[Data records]

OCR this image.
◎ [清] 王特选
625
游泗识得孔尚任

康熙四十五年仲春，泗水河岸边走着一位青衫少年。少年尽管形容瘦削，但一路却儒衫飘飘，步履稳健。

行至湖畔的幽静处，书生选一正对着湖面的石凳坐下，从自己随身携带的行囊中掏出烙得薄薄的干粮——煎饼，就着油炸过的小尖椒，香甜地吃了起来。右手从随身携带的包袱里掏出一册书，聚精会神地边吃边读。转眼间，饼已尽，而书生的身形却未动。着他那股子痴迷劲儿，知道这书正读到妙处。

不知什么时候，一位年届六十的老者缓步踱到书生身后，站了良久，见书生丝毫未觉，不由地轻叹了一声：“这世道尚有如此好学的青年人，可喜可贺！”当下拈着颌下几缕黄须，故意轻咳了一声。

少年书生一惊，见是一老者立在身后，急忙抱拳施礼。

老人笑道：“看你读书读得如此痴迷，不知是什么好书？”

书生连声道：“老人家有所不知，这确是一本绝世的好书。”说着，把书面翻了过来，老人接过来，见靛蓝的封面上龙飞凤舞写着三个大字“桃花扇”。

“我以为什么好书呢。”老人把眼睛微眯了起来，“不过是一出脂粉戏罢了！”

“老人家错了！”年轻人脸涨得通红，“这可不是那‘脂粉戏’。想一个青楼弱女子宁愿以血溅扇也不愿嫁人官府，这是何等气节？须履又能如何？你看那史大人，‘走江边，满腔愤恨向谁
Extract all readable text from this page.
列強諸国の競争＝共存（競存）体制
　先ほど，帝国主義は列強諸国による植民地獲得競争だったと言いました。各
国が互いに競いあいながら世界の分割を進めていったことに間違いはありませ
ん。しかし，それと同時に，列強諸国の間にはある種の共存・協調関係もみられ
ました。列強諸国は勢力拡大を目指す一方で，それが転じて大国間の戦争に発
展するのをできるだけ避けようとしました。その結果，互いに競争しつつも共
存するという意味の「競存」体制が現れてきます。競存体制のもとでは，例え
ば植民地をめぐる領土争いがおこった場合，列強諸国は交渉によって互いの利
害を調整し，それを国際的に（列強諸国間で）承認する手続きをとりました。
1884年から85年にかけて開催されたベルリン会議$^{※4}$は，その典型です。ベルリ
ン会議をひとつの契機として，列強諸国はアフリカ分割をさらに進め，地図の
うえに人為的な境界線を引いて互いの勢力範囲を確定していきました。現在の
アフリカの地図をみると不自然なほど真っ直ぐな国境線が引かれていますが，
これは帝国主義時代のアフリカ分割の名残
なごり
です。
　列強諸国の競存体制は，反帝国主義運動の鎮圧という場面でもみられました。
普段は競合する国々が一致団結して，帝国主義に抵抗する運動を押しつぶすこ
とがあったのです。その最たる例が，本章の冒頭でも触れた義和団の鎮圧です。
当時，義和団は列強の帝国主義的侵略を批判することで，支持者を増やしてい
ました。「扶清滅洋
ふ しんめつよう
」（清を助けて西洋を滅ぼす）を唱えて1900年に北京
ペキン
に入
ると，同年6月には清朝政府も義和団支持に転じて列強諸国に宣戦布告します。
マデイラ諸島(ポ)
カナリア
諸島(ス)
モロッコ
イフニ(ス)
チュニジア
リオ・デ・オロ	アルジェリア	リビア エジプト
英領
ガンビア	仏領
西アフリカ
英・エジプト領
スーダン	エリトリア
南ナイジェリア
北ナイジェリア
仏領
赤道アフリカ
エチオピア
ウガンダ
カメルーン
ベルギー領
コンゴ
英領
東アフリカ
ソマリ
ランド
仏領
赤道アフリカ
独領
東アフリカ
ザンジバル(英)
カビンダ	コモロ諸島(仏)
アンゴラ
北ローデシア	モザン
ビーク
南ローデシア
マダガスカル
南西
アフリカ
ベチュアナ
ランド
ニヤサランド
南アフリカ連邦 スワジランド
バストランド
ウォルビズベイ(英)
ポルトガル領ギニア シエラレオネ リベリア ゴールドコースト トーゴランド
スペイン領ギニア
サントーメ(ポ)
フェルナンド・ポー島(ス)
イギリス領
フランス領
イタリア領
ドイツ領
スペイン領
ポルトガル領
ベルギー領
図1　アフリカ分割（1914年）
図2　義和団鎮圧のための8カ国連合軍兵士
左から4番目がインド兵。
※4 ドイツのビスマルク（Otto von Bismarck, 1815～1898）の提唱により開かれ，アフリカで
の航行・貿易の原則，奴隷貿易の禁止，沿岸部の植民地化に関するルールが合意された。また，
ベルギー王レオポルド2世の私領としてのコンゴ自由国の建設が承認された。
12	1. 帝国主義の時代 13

GIVEN PROBLEM
Reproduce all data above, unchanged.

ANSWER TO THE TASK
OCR this image.
◎ [清] 王特选
625
游泗识得孔尚任

康熙四十五年仲春，泗水河岸边走着一位青衫少年。少年尽管形容瘦削，但一路却儒衫飘飘，步履稳健。

行至湖畔的幽静处，书生选一正对着湖面的石凳坐下，从自己随身携带的行囊中掏出烙得薄薄的干粮——煎饼，就着油炸过的小尖椒，香甜地吃了起来。右手从随身携带的包袱里掏出一册书，聚精会神地边吃边读。转眼间，饼已尽，而书生的身形却未动。着他那股子痴迷劲儿，知道这书正读到妙处。

不知什么时候，一位年届六十的老者缓步踱到书生身后，站了良久，见书生丝毫未觉，不由地轻叹了一声：“这世道尚有如此好学的青年人，可喜可贺！”当下拈着颌下几缕黄须，故意轻咳了一声。

少年书生一惊，见是一老者立在身后，急忙抱拳施礼。

老人笑道：“看你读书读得如此痴迷，不知是什么好书？”

书生连声道：“老人家有所不知，这确是一本绝世的好书。”说着，把书面翻了过来，老人接过来，见靛蓝的封面上龙飞凤舞写着三个大字“桃花扇”。

“我以为什么好书呢。”老人把眼睛微眯了起来，“不过是一出脂粉戏罢了！”

“老人家错了！”年轻人脸涨得通红，“这可不是那‘脂粉戏’。想一个青楼弱女子宁愿以血溅扇也不愿嫁人官府，这是何等气节？须履又能如何？你看那史大人，‘走江边，满腔愤恨向谁
Extract all readable text from this page.
列強諸国の競争＝共存（競存）体制
　先ほど，帝国主義は列強諸国による植民地獲得競争だったと言いました。各
国が互いに競いあいながら世界の分割を進めていったことに間違いはありませ
ん。しかし，それと同時に，列強諸国の間にはある種の共存・協調関係もみられ
ました。列強諸国は勢力拡大を目指す一方で，それが転じて大国間の戦争に発
展するのをできるだけ避けようとしました。その結果，互いに競争しつつも共
存するという意味の「競存」体制が現れてきます。競存体制のもとでは，例え
ば植民地をめぐる領土争いがおこった場合，列強諸国は交渉によって互いの利
害を調整し，それを国際的に（列強諸国間で）承認する手続きをとりました。
1884年から85年にかけて開催されたベルリン会議$^{※4}$は，その典型です。ベルリ
ン会議をひとつの契機として，列強諸国はアフリカ分割をさらに進め，地図の
うえに人為的な境界線を引いて互いの勢力範囲を確定していきました。現在の
アフリカの地図をみると不自然なほど真っ直ぐな国境線が引かれていますが，
これは帝国主義時代のアフリカ分割の名残
なごり
です。
　列強諸国の競存体制は，反帝国主義運動の鎮圧という場面でもみられました。
普段は競合する国々が一致団結して，帝国主義に抵抗する運動を押しつぶすこ
とがあったのです。その最たる例が，本章の冒頭でも触れた義和団の鎮圧です。
当時，義和団は列強の帝国主義的侵略を批判することで，支持者を増やしてい
ました。「扶清滅洋
ふ しんめつよう
」（清を助けて西洋を滅ぼす）を唱えて1900年に北京
ペキン
に入
ると，同年6月には清朝政府も義和団支持に転じて列強諸国に宣戦布告します。
マデイラ諸島(ポ)
カナリア
諸島(ス)
モロッコ
イフニ(ス)
チュニジア
リオ・デ・オロ	アルジェリア	リビア エジプト
英領
ガンビア	仏領
西アフリカ
英・エジプト領
スーダン	エリトリア
南ナイジェリア
北ナイジェリア
仏領
赤道アフリカ
エチオピア
ウガンダ
カメルーン
ベルギー領
コンゴ
英領
東アフリカ
ソマリ
ランド
仏領
赤道アフリカ
独領
東アフリカ
ザンジバル(英)
カビンダ	コモロ諸島(仏)
アンゴラ
北ローデシア	モザン
ビーク
南ローデシア
マダガスカル
南西
アフリカ
ベチュアナ
ランド
ニヤサランド
南アフリカ連邦 スワジランド
バストランド
ウォルビズベイ(英)
ポルトガル領ギニア シエラレオネ リベリア ゴールドコースト トーゴランド
スペイン領ギニア
サントーメ(ポ)
フェルナンド・ポー島(ス)
イギリス領
フランス領
イタリア領
ドイツ領
スペイン領
ポルトガル領
ベルギー領
図1　アフリカ分割（1914年）
図2　義和団鎮圧のための8カ国連合軍兵士
左から4番目がインド兵。
※4 ドイツのビスマルク（Otto von Bismarck, 1815～1898）の提唱により開かれ，アフリカで
の航行・貿易の原則，奴隷貿易の禁止，沿岸部の植民地化に関するルールが合意された。また，
ベルギー王レオポルド2世の私領としてのコンゴ自由国の建設が承認された。
12	1. 帝国主義の時代 13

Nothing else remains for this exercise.